==== Data entries ====
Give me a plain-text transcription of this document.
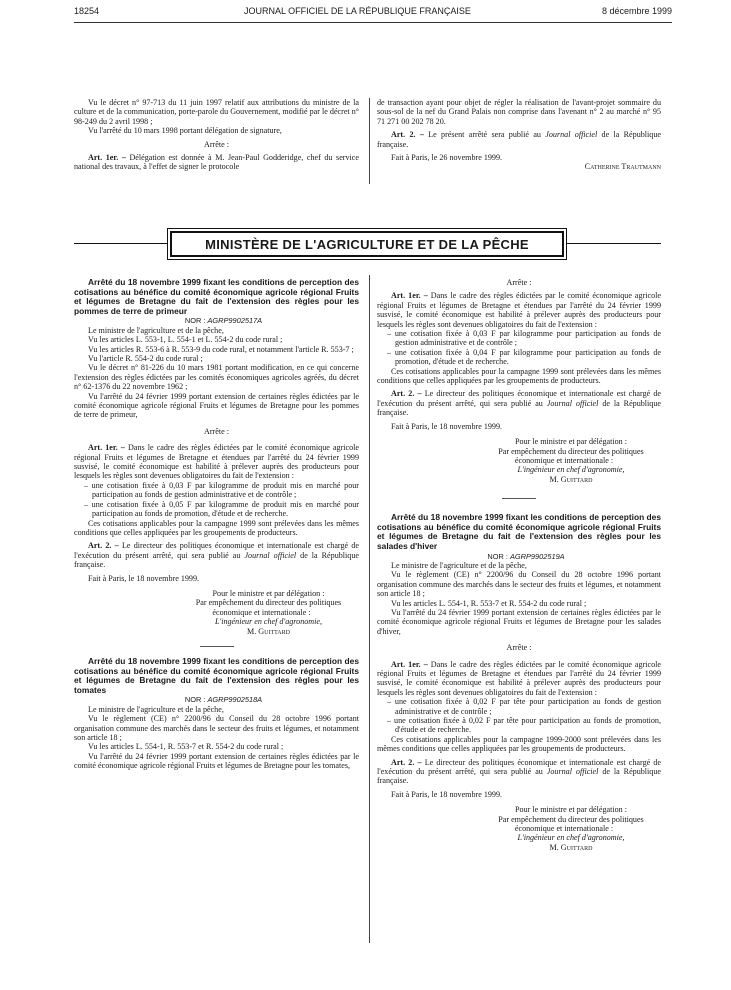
18254	JOURNAL OFFICIEL DE LA RÉPUBLIQUE FRANÇAISE	8 décembre 1999

Vu le décret n° 97-713 du 11 juin 1997 relatif aux attributions du ministre de la culture et de la communication, porte-parole du Gouvernement, modifié par le décret n° 98-249 du 2 avril 1998 ;

Vu l'arrêté du 10 mars 1998 portant délégation de signature,

Arrête :

Art. 1er. – Délégation est donnée à M. Jean-Paul Godderidge, chef du service national des travaux, à l'effet de signer le protocole

de transaction ayant pour objet de régler la réalisation de l'avant-projet sommaire du sous-sol de la nef du Grand Palais non comprise dans l'avenant n° 2 au marché n° 95 71 271 00 202 78 20.

Art. 2. – Le présent arrêté sera publié au Journal officiel de la République française.

Fait à Paris, le 26 novembre 1999.

Catherine Trautmann

MINISTÈRE DE L'AGRICULTURE ET DE LA PÊCHE

Arrêté du 18 novembre 1999 fixant les conditions de perception des cotisations au bénéfice du comité économique agricole régional Fruits et légumes de Bretagne du fait de l'extension des règles pour les pommes de terre de primeur

NOR : AGRP9902517A

Le ministre de l'agriculture et de la pêche,

Vu les articles L. 553-1, L. 554-1 et L. 554-2 du code rural ;

Vu les articles R. 553-6 à R. 553-9 du code rural, et notamment l'article R. 553-7 ;

Vu l'article R. 554-2 du code rural ;

Vu le décret n° 81-226 du 10 mars 1981 portant modification, en ce qui concerne l'extension des règles édictées par les comités économiques agricoles agréés, du décret n° 62-1376 du 22 novembre 1962 ;

Vu l'arrêté du 24 février 1999 portant extension de certaines règles édictées par le comité économique agricole régional Fruits et légumes de Bretagne pour les pommes de terre de primeur,

Arrête :

Art. 1er. – Dans le cadre des règles édictées par le comité économique agricole régional Fruits et légumes de Bretagne et étendues par l'arrêté du 24 février 1999 susvisé, le comité économique est habilité à prélever auprès des producteurs pour lesquels les règles sont devenues obligatoires du fait de l'extension :

– une cotisation fixée à 0,03 F par kilogramme de produit mis en marché pour participation au fonds de gestion administrative et de contrôle ;
– une cotisation fixée à 0,05 F par kilogramme de produit mis en marché pour participation au fonds de promotion, d'étude et de recherche.

Ces cotisations applicables pour la campagne 1999 sont prélevées dans les mêmes conditions que celles appliquées par les groupements de producteurs.

Art. 2. – Le directeur des politiques économique et internationale est chargé de l'exécution du présent arrêté, qui sera publié au Journal officiel de la République française.

Fait à Paris, le 18 novembre 1999.

Pour le ministre et par délégation :

Par empêchement du directeur des politiques économique et internationale :

L'ingénieur en chef d'agronomie,

M. Guittard

Arrêté du 18 novembre 1999 fixant les conditions de perception des cotisations au bénéfice du comité économique agricole régional Fruits et légumes de Bretagne du fait de l'extension des règles pour les tomates

NOR : AGRP9902518A

Le ministre de l'agriculture et de la pêche,

Vu le règlement (CE) n° 2200/96 du Conseil du 28 octobre 1996 portant organisation commune des marchés dans le secteur des fruits et légumes, et notamment son article 18 ;

Vu les articles L. 554-1, R. 553-7 et R. 554-2 du code rural ;

Vu l'arrêté du 24 février 1999 portant extension de certaines règles édictées par le comité économique agricole régional Fruits et légumes de Bretagne pour les tomates,

Arrête :

Art. 1er. – Dans le cadre des règles édictées par le comité économique agricole régional Fruits et légumes de Bretagne et étendues par l'arrêté du 24 février 1999 susvisé, le comité économique est habilité à prélever auprès des producteurs pour lesquels les règles sont devenues obligatoires du fait de l'extension :

– une cotisation fixée à 0,03 F par kilogramme pour participation au fonds de gestion administrative et de contrôle ;
– une cotisation fixée à 0,04 F par kilogramme pour participation au fonds de promotion, d'étude et de recherche.

Ces cotisations applicables pour la campagne 1999 sont prélevées dans les mêmes conditions que celles appliquées par les groupements de producteurs.

Art. 2. – Le directeur des politiques économique et internationale est chargé de l'exécution du présent arrêté, qui sera publié au Journal officiel de la République française.

Fait à Paris, le 18 novembre 1999.

Pour le ministre et par délégation :

Par empêchement du directeur des politiques économique et internationale :

L'ingénieur en chef d'agronomie,

M. Guittard

Arrêté du 18 novembre 1999 fixant les conditions de perception des cotisations au bénéfice du comité économique agricole régional Fruits et légumes de Bretagne du fait de l'extension des règles pour les salades d'hiver

NOR : AGRP9902519A

Le ministre de l'agriculture et de la pêche,

Vu le règlement (CE) n° 2200/96 du Conseil du 28 octobre 1996 portant organisation commune des marchés dans le secteur des fruits et légumes, et notamment son article 18 ;

Vu les articles L. 554-1, R. 553-7 et R. 554-2 du code rural ;

Vu l'arrêté du 24 février 1999 portant extension de certaines règles édictées par le comité économique agricole régional Fruits et légumes de Bretagne pour les salades d'hiver,

Arrête :

Art. 1er. – Dans le cadre des règles édictées par le comité économique agricole régional Fruits et légumes de Bretagne et étendues par l'arrêté du 24 février 1999 susvisé, le comité économique est habilité à prélever auprès des producteurs pour lesquels les règles sont devenues obligatoires du fait de l'extension :

– une cotisation fixée à 0,02 F par tête pour participation au fonds de gestion administrative et de contrôle ;
– une cotisation fixée à 0,02 F par tête pour participation au fonds de promotion, d'étude et de recherche.

Ces cotisations applicables pour la campagne 1999-2000 sont prélevées dans les mêmes conditions que celles appliquées par les groupements de producteurs.

Art. 2. – Le directeur des politiques économique et internationale est chargé de l'exécution du présent arrêté, qui sera publié au Journal officiel de la République française.

Fait à Paris, le 18 novembre 1999.

Pour le ministre et par délégation :

Par empêchement du directeur des politiques économique et internationale :

L'ingénieur en chef d'agronomie,

M. Guittard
====
▶ [Aim] Give the data again exactly as written, with all pictures left out.

▶ [Full output]
Give me a plain-text transcription of this document.
18254	JOURNAL OFFICIEL DE LA RÉPUBLIQUE FRANÇAISE	8 décembre 1999

Vu le décret n° 97-713 du 11 juin 1997 relatif aux attributions du ministre de la culture et de la communication, porte-parole du Gouvernement, modifié par le décret n° 98-249 du 2 avril 1998 ;

Vu l'arrêté du 10 mars 1998 portant délégation de signature,

Arrête :

Art. 1er. – Délégation est donnée à M. Jean-Paul Godderidge, chef du service national des travaux, à l'effet de signer le protocole

de transaction ayant pour objet de régler la réalisation de l'avant-projet sommaire du sous-sol de la nef du Grand Palais non comprise dans l'avenant n° 2 au marché n° 95 71 271 00 202 78 20.

Art. 2. – Le présent arrêté sera publié au Journal officiel de la République française.

Fait à Paris, le 26 novembre 1999.

Catherine Trautmann

MINISTÈRE DE L'AGRICULTURE ET DE LA PÊCHE

Arrêté du 18 novembre 1999 fixant les conditions de perception des cotisations au bénéfice du comité économique agricole régional Fruits et légumes de Bretagne du fait de l'extension des règles pour les pommes de terre de primeur

NOR : AGRP9902517A

Le ministre de l'agriculture et de la pêche,

Vu les articles L. 553-1, L. 554-1 et L. 554-2 du code rural ;

Vu les articles R. 553-6 à R. 553-9 du code rural, et notamment l'article R. 553-7 ;

Vu l'article R. 554-2 du code rural ;

Vu le décret n° 81-226 du 10 mars 1981 portant modification, en ce qui concerne l'extension des règles édictées par les comités économiques agricoles agréés, du décret n° 62-1376 du 22 novembre 1962 ;

Vu l'arrêté du 24 février 1999 portant extension de certaines règles édictées par le comité économique agricole régional Fruits et légumes de Bretagne pour les pommes de terre de primeur,

Arrête :

Art. 1er. – Dans le cadre des règles édictées par le comité économique agricole régional Fruits et légumes de Bretagne et étendues par l'arrêté du 24 février 1999 susvisé, le comité économique est habilité à prélever auprès des producteurs pour lesquels les règles sont devenues obligatoires du fait de l'extension :

– une cotisation fixée à 0,03 F par kilogramme de produit mis en marché pour participation au fonds de gestion administrative et de contrôle ;
– une cotisation fixée à 0,05 F par kilogramme de produit mis en marché pour participation au fonds de promotion, d'étude et de recherche.

Ces cotisations applicables pour la campagne 1999 sont prélevées dans les mêmes conditions que celles appliquées par les groupements de producteurs.

Art. 2. – Le directeur des politiques économique et internationale est chargé de l'exécution du présent arrêté, qui sera publié au Journal officiel de la République française.

Fait à Paris, le 18 novembre 1999.

Pour le ministre et par délégation :

Par empêchement du directeur des politiques économique et internationale :

L'ingénieur en chef d'agronomie,

M. Guittard

Arrêté du 18 novembre 1999 fixant les conditions de perception des cotisations au bénéfice du comité économique agricole régional Fruits et légumes de Bretagne du fait de l'extension des règles pour les tomates

NOR : AGRP9902518A

Le ministre de l'agriculture et de la pêche,

Vu le règlement (CE) n° 2200/96 du Conseil du 28 octobre 1996 portant organisation commune des marchés dans le secteur des fruits et légumes, et notamment son article 18 ;

Vu les articles L. 554-1, R. 553-7 et R. 554-2 du code rural ;

Vu l'arrêté du 24 février 1999 portant extension de certaines règles édictées par le comité économique agricole régional Fruits et légumes de Bretagne pour les tomates,

Arrête :

Art. 1er. – Dans le cadre des règles édictées par le comité économique agricole régional Fruits et légumes de Bretagne et étendues par l'arrêté du 24 février 1999 susvisé, le comité économique est habilité à prélever auprès des producteurs pour lesquels les règles sont devenues obligatoires du fait de l'extension :

– une cotisation fixée à 0,03 F par kilogramme pour participation au fonds de gestion administrative et de contrôle ;
– une cotisation fixée à 0,04 F par kilogramme pour participation au fonds de promotion, d'étude et de recherche.

Ces cotisations applicables pour la campagne 1999 sont prélevées dans les mêmes conditions que celles appliquées par les groupements de producteurs.

Art. 2. – Le directeur des politiques économique et internationale est chargé de l'exécution du présent arrêté, qui sera publié au Journal officiel de la République française.

Fait à Paris, le 18 novembre 1999.

Pour le ministre et par délégation :

Par empêchement du directeur des politiques économique et internationale :

L'ingénieur en chef d'agronomie,

M. Guittard

Arrêté du 18 novembre 1999 fixant les conditions de perception des cotisations au bénéfice du comité économique agricole régional Fruits et légumes de Bretagne du fait de l'extension des règles pour les salades d'hiver

NOR : AGRP9902519A

Le ministre de l'agriculture et de la pêche,

Vu le règlement (CE) n° 2200/96 du Conseil du 28 octobre 1996 portant organisation commune des marchés dans le secteur des fruits et légumes, et notamment son article 18 ;

Vu les articles L. 554-1, R. 553-7 et R. 554-2 du code rural ;

Vu l'arrêté du 24 février 1999 portant extension de certaines règles édictées par le comité économique agricole régional Fruits et légumes de Bretagne pour les salades d'hiver,

Arrête :

Art. 1er. – Dans le cadre des règles édictées par le comité économique agricole régional Fruits et légumes de Bretagne et étendues par l'arrêté du 24 février 1999 susvisé, le comité économique est habilité à prélever auprès des producteurs pour lesquels les règles sont devenues obligatoires du fait de l'extension :

– une cotisation fixée à 0,02 F par tête pour participation au fonds de gestion administrative et de contrôle ;
– une cotisation fixée à 0,02 F par tête pour participation au fonds de promotion, d'étude et de recherche.

Ces cotisations applicables pour la campagne 1999-2000 sont prélevées dans les mêmes conditions que celles appliquées par les groupements de producteurs.

Art. 2. – Le directeur des politiques économique et internationale est chargé de l'exécution du présent arrêté, qui sera publié au Journal officiel de la République française.

Fait à Paris, le 18 novembre 1999.

Pour le ministre et par délégation :

Par empêchement du directeur des politiques économique et internationale :

L'ingénieur en chef d'agronomie,

M. Guittard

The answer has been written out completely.